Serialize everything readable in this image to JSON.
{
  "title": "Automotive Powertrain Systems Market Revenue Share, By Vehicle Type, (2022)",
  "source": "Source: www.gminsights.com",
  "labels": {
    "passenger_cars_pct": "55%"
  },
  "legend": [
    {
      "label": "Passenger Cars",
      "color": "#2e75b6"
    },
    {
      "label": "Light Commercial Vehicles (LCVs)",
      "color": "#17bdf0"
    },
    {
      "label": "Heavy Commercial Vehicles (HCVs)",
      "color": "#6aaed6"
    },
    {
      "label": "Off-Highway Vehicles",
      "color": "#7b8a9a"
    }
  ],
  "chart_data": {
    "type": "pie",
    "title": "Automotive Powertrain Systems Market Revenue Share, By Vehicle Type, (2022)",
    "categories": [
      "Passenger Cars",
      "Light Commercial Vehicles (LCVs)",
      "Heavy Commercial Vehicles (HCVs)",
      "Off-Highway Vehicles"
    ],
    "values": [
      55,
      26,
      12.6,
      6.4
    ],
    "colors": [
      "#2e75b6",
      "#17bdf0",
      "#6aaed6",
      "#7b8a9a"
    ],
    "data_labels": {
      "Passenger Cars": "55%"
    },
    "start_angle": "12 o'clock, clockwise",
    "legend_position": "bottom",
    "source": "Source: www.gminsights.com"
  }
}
====================
DO THIS: Transcribe each record exactly. Leave nothing out.

EXERCISE RESULT:
Serialize everything readable in this image to JSON.
{
  "title": "Automotive Powertrain Systems Market Revenue Share, By Vehicle Type, (2022)",
  "source": "Source: www.gminsights.com",
  "labels": {
    "passenger_cars_pct": "55%"
  },
  "legend": [
    {
      "label": "Passenger Cars",
      "color": "#2e75b6"
    },
    {
      "label": "Light Commercial Vehicles (LCVs)",
      "color": "#17bdf0"
    },
    {
      "label": "Heavy Commercial Vehicles (HCVs)",
      "color": "#6aaed6"
    },
    {
      "label": "Off-Highway Vehicles",
      "color": "#7b8a9a"
    }
  ],
  "chart_data": {
    "type": "pie",
    "title": "Automotive Powertrain Systems Market Revenue Share, By Vehicle Type, (2022)",
    "categories": [
      "Passenger Cars",
      "Light Commercial Vehicles (LCVs)",
      "Heavy Commercial Vehicles (HCVs)",
      "Off-Highway Vehicles"
    ],
    "values": [
      55,
      26,
      12.6,
      6.4
    ],
    "colors": [
      "#2e75b6",
      "#17bdf0",
      "#6aaed6",
      "#7b8a9a"
    ],
    "data_labels": {
      "Passenger Cars": "55%"
    },
    "start_angle": "12 o'clock, clockwise",
    "legend_position": "bottom",
    "source": "Source: www.gminsights.com"
  }
}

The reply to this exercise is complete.